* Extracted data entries
>>>

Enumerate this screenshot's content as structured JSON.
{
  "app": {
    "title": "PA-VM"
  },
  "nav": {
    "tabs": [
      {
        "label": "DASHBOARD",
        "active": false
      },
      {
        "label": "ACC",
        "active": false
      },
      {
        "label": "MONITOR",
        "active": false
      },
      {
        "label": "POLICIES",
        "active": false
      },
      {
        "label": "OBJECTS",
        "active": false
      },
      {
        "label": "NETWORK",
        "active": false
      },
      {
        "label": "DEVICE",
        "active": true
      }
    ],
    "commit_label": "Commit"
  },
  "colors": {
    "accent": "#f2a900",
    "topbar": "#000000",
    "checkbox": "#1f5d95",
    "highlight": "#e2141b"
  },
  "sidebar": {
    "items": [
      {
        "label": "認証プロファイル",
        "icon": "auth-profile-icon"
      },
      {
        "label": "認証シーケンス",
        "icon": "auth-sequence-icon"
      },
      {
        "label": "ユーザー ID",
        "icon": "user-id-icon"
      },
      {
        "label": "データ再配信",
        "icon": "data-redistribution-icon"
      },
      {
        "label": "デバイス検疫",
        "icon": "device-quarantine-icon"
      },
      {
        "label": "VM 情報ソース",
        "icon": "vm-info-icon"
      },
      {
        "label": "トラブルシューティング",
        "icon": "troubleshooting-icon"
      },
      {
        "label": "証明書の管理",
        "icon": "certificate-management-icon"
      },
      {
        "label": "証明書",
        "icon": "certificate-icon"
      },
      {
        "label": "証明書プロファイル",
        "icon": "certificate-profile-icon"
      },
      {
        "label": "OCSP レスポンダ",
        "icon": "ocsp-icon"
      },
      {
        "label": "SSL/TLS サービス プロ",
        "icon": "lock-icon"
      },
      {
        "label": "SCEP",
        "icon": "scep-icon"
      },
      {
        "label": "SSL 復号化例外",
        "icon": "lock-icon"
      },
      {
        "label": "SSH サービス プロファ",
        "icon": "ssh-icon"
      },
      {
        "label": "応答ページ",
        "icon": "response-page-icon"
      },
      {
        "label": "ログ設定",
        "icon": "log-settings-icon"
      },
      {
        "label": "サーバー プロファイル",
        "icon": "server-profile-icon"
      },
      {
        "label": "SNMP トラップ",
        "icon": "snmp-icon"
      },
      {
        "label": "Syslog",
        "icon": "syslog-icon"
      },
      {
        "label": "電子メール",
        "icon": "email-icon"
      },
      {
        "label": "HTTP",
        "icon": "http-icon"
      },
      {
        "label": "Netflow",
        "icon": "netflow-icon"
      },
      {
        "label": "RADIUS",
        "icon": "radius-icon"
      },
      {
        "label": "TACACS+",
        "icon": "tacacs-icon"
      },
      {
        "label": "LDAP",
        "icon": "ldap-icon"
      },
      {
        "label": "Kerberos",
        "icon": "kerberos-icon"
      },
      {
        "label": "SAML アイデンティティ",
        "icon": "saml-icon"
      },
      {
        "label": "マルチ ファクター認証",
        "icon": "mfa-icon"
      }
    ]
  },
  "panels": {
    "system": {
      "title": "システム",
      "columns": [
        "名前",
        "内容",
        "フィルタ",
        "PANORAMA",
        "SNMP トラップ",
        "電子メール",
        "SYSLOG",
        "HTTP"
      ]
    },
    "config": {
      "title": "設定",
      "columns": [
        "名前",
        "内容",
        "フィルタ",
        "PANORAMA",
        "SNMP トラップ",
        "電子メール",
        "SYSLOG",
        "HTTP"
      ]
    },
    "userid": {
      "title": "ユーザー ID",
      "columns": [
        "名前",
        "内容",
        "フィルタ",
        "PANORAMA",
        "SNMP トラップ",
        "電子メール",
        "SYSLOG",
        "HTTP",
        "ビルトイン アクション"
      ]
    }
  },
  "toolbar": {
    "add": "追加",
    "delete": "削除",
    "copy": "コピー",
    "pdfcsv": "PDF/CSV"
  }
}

<<<
>>>

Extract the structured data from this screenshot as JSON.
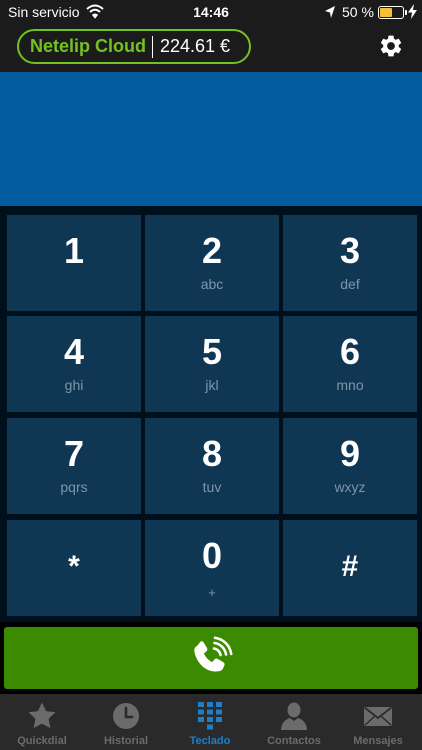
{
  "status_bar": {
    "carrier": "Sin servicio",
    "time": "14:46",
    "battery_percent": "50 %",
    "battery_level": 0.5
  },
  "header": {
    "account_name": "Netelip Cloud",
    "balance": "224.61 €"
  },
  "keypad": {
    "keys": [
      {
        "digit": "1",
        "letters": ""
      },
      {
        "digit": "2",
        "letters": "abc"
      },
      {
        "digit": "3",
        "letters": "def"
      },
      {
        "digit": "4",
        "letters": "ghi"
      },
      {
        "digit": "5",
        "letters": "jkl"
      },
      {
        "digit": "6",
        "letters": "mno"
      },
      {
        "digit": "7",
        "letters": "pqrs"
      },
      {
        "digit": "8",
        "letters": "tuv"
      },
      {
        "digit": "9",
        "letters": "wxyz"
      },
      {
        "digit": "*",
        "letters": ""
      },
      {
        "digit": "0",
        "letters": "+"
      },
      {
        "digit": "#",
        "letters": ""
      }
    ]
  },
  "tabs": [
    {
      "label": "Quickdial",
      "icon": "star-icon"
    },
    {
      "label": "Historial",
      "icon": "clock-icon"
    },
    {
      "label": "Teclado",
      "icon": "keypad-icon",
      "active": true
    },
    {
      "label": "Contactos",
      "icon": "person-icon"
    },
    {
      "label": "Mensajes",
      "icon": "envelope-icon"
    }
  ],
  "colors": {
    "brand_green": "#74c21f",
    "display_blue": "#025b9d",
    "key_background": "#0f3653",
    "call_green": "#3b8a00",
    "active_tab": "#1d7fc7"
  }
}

<<<
>>>

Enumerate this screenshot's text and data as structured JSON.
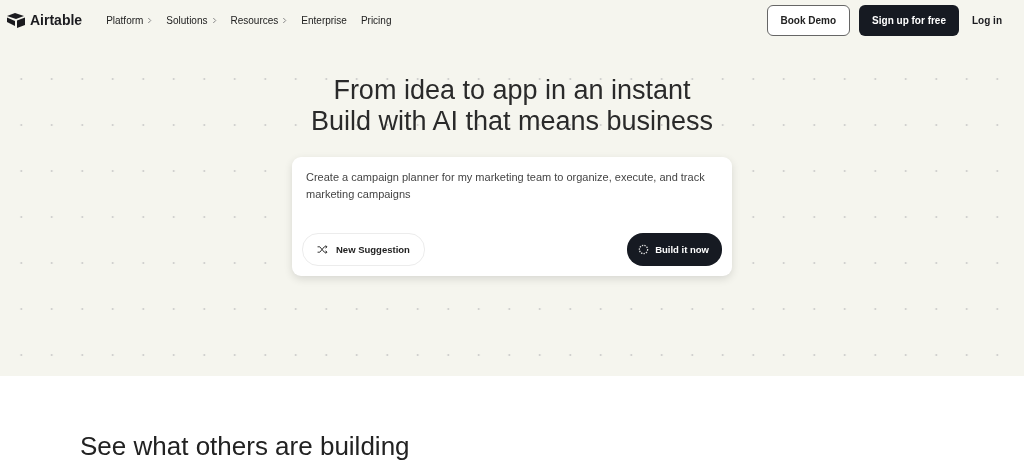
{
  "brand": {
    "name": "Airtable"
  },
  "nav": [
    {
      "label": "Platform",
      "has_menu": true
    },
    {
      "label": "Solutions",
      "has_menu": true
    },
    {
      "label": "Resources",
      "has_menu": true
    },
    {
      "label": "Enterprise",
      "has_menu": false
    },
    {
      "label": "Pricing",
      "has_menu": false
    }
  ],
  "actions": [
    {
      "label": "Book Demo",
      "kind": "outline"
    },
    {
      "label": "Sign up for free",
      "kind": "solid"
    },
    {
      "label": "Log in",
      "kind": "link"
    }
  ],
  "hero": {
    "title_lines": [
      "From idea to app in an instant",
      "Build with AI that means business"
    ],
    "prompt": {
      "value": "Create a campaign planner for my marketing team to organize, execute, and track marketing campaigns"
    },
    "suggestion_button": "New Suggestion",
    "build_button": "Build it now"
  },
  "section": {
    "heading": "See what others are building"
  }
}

<<<

* What is expected
Which lines above contain "certificate"? Show each of them.

* Exercise answer
        "icon": "certificate-management-icon"
        "icon": "certificate-icon"
        "icon": "certificate-profile-icon"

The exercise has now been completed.